Task description: Work out the number of lines containing "Check". Give that number alone.

Collected data entries:
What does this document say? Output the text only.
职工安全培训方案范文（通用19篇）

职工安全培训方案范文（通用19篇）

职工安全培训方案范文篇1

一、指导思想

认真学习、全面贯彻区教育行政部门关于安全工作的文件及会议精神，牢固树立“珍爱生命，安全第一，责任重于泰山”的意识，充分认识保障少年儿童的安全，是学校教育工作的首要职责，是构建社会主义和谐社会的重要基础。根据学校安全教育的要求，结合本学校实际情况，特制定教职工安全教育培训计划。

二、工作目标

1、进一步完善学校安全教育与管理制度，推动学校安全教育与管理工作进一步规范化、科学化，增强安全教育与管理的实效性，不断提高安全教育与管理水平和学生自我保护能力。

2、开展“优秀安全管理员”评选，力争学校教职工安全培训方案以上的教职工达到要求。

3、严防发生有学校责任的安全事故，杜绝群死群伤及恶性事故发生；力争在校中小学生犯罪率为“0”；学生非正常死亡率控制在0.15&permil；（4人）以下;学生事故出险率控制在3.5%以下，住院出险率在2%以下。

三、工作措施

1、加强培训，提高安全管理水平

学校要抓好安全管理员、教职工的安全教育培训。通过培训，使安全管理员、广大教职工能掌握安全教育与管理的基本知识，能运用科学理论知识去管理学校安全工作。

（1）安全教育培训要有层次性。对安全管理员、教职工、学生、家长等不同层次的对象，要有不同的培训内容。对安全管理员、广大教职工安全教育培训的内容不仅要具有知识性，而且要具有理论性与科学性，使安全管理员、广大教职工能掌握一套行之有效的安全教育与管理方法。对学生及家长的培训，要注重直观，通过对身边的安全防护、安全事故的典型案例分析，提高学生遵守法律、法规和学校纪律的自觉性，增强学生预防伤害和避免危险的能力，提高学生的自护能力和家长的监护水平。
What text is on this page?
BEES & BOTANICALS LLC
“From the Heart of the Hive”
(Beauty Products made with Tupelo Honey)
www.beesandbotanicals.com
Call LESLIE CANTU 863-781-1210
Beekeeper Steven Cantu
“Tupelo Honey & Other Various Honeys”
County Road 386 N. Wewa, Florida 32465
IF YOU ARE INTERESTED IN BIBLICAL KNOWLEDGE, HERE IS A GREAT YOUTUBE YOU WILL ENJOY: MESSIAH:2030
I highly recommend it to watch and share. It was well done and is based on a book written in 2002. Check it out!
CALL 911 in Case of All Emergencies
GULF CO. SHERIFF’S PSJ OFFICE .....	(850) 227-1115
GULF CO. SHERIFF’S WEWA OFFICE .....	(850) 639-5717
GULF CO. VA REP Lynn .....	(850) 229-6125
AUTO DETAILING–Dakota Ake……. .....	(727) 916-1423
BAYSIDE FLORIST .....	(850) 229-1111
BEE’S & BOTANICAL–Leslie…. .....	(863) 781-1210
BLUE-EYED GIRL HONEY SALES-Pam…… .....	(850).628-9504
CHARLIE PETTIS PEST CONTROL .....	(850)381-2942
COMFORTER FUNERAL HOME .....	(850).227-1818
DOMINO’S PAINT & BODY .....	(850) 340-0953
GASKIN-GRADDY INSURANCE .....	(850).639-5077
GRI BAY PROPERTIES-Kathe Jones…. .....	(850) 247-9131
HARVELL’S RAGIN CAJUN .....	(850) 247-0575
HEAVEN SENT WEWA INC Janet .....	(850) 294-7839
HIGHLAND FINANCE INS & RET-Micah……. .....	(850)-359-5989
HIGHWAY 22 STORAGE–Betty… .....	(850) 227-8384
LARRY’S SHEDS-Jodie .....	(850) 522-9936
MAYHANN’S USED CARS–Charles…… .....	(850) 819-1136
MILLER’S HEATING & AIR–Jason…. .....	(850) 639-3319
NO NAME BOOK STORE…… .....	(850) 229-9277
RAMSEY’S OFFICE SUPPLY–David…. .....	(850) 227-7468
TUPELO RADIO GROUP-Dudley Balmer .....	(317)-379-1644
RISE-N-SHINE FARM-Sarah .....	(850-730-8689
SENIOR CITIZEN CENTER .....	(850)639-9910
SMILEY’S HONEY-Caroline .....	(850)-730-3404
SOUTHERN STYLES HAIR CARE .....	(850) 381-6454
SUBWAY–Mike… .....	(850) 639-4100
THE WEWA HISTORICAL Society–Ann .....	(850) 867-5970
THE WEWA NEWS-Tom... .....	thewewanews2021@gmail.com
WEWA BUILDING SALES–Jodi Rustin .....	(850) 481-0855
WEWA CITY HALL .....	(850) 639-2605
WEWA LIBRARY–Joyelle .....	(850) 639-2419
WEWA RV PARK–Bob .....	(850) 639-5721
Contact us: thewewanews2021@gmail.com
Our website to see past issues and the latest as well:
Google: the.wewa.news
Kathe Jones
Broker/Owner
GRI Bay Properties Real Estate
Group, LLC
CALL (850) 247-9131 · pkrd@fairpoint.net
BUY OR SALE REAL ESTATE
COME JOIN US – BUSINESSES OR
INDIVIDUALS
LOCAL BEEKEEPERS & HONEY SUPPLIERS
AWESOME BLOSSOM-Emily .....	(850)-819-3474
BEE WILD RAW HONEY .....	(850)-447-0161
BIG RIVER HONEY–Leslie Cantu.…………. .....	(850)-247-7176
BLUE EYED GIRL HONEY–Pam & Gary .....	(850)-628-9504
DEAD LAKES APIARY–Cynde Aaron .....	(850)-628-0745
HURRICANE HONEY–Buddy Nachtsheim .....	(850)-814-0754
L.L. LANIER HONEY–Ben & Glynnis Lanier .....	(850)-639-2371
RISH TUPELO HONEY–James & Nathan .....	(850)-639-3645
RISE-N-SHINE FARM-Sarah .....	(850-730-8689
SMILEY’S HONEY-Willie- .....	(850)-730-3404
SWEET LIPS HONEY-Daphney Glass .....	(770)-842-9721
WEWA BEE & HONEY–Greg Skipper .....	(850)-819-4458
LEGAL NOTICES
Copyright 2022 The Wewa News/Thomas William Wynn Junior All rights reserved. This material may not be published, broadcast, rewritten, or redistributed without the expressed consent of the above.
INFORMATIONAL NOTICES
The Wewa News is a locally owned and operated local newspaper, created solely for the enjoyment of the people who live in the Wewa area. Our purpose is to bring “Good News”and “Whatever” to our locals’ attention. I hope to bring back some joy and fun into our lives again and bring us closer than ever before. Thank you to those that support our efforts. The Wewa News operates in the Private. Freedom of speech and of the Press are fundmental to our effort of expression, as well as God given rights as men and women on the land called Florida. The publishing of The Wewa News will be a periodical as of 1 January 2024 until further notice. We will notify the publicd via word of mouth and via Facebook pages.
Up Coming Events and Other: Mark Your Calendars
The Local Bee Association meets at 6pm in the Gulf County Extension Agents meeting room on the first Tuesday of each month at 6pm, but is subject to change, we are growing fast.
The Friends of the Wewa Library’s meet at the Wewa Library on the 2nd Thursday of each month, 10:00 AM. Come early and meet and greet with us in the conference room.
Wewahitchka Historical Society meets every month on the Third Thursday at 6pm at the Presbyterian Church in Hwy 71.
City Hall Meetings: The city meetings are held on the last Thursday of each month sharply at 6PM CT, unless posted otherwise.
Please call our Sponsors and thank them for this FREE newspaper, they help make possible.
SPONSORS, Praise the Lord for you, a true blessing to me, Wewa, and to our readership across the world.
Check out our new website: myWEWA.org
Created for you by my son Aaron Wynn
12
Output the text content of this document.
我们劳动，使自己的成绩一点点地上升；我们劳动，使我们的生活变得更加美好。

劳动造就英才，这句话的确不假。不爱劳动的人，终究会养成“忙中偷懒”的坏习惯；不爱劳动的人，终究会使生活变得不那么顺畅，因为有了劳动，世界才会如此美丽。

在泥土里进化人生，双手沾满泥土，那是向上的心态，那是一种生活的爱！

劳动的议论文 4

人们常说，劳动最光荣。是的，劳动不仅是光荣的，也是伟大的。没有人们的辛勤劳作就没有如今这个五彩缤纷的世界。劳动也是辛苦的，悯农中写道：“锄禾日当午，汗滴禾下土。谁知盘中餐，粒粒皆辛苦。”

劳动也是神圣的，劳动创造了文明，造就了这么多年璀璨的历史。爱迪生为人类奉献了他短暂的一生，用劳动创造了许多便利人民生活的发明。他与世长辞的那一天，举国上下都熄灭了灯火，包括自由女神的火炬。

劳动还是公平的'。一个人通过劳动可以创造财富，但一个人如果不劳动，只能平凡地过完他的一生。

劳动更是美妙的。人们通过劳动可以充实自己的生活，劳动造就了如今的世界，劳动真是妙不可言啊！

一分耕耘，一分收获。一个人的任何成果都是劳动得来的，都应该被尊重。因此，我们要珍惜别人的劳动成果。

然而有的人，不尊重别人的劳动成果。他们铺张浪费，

Exercise result: 2